Task brief
Change "Summary.txt" to "Report.txt" throughout the items below, and keep all other text the same.

Dataset excerpt:

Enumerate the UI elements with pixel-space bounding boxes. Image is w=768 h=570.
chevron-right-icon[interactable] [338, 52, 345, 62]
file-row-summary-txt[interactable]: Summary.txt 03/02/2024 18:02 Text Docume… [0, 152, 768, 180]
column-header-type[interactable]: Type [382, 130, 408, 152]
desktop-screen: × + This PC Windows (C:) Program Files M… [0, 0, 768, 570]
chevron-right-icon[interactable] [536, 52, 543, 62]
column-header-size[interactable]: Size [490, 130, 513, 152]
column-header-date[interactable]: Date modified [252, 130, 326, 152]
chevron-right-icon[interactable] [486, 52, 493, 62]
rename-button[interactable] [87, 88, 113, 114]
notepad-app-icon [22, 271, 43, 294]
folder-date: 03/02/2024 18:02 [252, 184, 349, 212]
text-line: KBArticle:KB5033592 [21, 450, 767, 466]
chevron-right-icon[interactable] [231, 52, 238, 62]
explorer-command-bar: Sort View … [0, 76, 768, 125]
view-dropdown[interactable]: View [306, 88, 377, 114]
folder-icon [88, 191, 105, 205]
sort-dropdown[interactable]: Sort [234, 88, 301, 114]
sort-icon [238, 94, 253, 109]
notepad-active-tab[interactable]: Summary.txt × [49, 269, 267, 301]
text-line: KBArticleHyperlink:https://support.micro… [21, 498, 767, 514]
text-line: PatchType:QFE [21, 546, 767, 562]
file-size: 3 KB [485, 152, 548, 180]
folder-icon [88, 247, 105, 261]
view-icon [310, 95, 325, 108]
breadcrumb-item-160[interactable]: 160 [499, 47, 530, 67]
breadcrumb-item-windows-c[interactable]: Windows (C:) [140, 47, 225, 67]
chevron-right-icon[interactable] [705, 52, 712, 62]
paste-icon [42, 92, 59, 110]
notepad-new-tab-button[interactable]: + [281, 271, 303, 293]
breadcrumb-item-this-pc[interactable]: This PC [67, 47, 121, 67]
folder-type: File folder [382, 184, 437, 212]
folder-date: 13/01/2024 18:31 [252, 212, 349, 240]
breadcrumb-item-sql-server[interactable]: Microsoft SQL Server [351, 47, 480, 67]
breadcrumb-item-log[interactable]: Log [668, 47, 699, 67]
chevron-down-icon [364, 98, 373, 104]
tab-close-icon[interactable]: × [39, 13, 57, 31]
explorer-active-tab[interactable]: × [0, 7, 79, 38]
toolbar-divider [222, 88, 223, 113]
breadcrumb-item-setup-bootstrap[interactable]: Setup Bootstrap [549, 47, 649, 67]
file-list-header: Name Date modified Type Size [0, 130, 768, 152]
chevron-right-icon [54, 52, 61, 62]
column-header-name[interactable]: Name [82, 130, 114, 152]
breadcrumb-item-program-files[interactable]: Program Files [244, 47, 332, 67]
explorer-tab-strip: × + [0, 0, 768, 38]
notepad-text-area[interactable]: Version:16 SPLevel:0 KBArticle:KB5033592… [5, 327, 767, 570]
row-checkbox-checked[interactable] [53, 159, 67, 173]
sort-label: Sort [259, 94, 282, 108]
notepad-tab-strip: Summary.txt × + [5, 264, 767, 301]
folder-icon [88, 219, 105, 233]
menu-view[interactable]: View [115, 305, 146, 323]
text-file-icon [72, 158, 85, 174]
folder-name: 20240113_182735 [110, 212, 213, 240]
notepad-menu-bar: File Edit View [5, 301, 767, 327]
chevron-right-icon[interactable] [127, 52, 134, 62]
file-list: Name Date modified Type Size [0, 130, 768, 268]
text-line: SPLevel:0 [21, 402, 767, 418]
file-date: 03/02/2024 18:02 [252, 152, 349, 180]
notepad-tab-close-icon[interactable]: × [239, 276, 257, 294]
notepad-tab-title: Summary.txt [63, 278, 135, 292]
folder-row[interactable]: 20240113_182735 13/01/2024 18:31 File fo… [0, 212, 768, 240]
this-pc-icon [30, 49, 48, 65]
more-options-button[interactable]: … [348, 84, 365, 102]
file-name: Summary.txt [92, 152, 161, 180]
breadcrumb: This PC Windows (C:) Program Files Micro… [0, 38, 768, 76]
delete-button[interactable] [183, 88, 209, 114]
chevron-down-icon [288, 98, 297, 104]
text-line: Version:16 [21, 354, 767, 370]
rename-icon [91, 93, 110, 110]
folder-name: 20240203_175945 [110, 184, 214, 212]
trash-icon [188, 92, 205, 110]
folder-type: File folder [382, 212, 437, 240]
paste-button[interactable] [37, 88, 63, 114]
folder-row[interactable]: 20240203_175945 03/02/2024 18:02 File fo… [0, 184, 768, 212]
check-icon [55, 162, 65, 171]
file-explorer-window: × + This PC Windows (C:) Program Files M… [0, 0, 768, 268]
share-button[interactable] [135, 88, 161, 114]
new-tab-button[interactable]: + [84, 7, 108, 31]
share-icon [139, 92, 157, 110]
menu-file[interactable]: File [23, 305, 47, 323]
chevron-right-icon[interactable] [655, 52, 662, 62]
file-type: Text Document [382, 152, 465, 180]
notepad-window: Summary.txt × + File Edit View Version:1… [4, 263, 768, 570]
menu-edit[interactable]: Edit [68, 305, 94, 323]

Written solution
Enumerate the UI elements with pixel-space bounding boxes. Image is w=768 h=570.
chevron-right-icon[interactable] [338, 52, 345, 62]
file-row-summary-txt[interactable]: Report.txt 03/02/2024 18:02 Text Docume… [0, 152, 768, 180]
column-header-type[interactable]: Type [382, 130, 408, 152]
desktop-screen: × + This PC Windows (C:) Program Files M… [0, 0, 768, 570]
chevron-right-icon[interactable] [536, 52, 543, 62]
column-header-size[interactable]: Size [490, 130, 513, 152]
column-header-date[interactable]: Date modified [252, 130, 326, 152]
chevron-right-icon[interactable] [486, 52, 493, 62]
rename-button[interactable] [87, 88, 113, 114]
notepad-app-icon [22, 271, 43, 294]
folder-date: 03/02/2024 18:02 [252, 184, 349, 212]
text-line: KBArticle:KB5033592 [21, 450, 767, 466]
chevron-right-icon[interactable] [231, 52, 238, 62]
explorer-command-bar: Sort View … [0, 76, 768, 125]
view-dropdown[interactable]: View [306, 88, 377, 114]
folder-icon [88, 191, 105, 205]
sort-dropdown[interactable]: Sort [234, 88, 301, 114]
sort-icon [238, 94, 253, 109]
notepad-active-tab[interactable]: Report.txt × [49, 269, 267, 301]
text-line: KBArticleHyperlink:https://support.micro… [21, 498, 767, 514]
text-line: PatchType:QFE [21, 546, 767, 562]
file-size: 3 KB [485, 152, 548, 180]
folder-icon [88, 247, 105, 261]
view-icon [310, 95, 325, 108]
breadcrumb-item-160[interactable]: 160 [499, 47, 530, 67]
breadcrumb-item-windows-c[interactable]: Windows (C:) [140, 47, 225, 67]
chevron-right-icon[interactable] [705, 52, 712, 62]
paste-icon [42, 92, 59, 110]
notepad-new-tab-button[interactable]: + [281, 271, 303, 293]
breadcrumb-item-this-pc[interactable]: This PC [67, 47, 121, 67]
folder-type: File folder [382, 184, 437, 212]
folder-date: 13/01/2024 18:31 [252, 212, 349, 240]
breadcrumb-item-sql-server[interactable]: Microsoft SQL Server [351, 47, 480, 67]
breadcrumb-item-log[interactable]: Log [668, 47, 699, 67]
chevron-down-icon [364, 98, 373, 104]
tab-close-icon[interactable]: × [39, 13, 57, 31]
explorer-active-tab[interactable]: × [0, 7, 79, 38]
toolbar-divider [222, 88, 223, 113]
breadcrumb-item-setup-bootstrap[interactable]: Setup Bootstrap [549, 47, 649, 67]
file-list-header: Name Date modified Type Size [0, 130, 768, 152]
chevron-right-icon [54, 52, 61, 62]
column-header-name[interactable]: Name [82, 130, 114, 152]
breadcrumb-item-program-files[interactable]: Program Files [244, 47, 332, 67]
explorer-tab-strip: × + [0, 0, 768, 38]
notepad-text-area[interactable]: Version:16 SPLevel:0 KBArticle:KB5033592… [5, 327, 767, 570]
row-checkbox-checked[interactable] [53, 159, 67, 173]
sort-label: Sort [259, 94, 282, 108]
notepad-tab-strip: Report.txt × + [5, 264, 767, 301]
folder-icon [88, 219, 105, 233]
menu-view[interactable]: View [115, 305, 146, 323]
text-file-icon [72, 158, 85, 174]
folder-name: 20240113_182735 [110, 212, 213, 240]
notepad-menu-bar: File Edit View [5, 301, 767, 327]
chevron-right-icon[interactable] [127, 52, 134, 62]
file-list: Name Date modified Type Size [0, 130, 768, 268]
text-line: SPLevel:0 [21, 402, 767, 418]
file-date: 03/02/2024 18:02 [252, 152, 349, 180]
notepad-tab-close-icon[interactable]: × [239, 276, 257, 294]
notepad-tab-title: Report.txt [63, 278, 135, 292]
folder-row[interactable]: 20240113_182735 13/01/2024 18:31 File fo… [0, 212, 768, 240]
this-pc-icon [30, 49, 48, 65]
more-options-button[interactable]: … [348, 84, 365, 102]
file-name: Report.txt [92, 152, 161, 180]
breadcrumb: This PC Windows (C:) Program Files Micro… [0, 38, 768, 76]
delete-button[interactable] [183, 88, 209, 114]
chevron-down-icon [288, 98, 297, 104]
text-line: Version:16 [21, 354, 767, 370]
rename-icon [91, 93, 110, 110]
folder-name: 20240203_175945 [110, 184, 214, 212]
trash-icon [188, 92, 205, 110]
folder-type: File folder [382, 212, 437, 240]
paste-button[interactable] [37, 88, 63, 114]
folder-row[interactable]: 20240203_175945 03/02/2024 18:02 File fo… [0, 184, 768, 212]
check-icon [55, 162, 65, 171]
file-explorer-window: × + This PC Windows (C:) Program Files M… [0, 0, 768, 268]
share-button[interactable] [135, 88, 161, 114]
new-tab-button[interactable]: + [84, 7, 108, 31]
share-icon [139, 92, 157, 110]
menu-file[interactable]: File [23, 305, 47, 323]
chevron-right-icon[interactable] [655, 52, 662, 62]
file-type: Text Document [382, 152, 465, 180]
notepad-window: Report.txt × + File Edit View Version:1… [4, 263, 768, 570]
menu-edit[interactable]: Edit [68, 305, 94, 323]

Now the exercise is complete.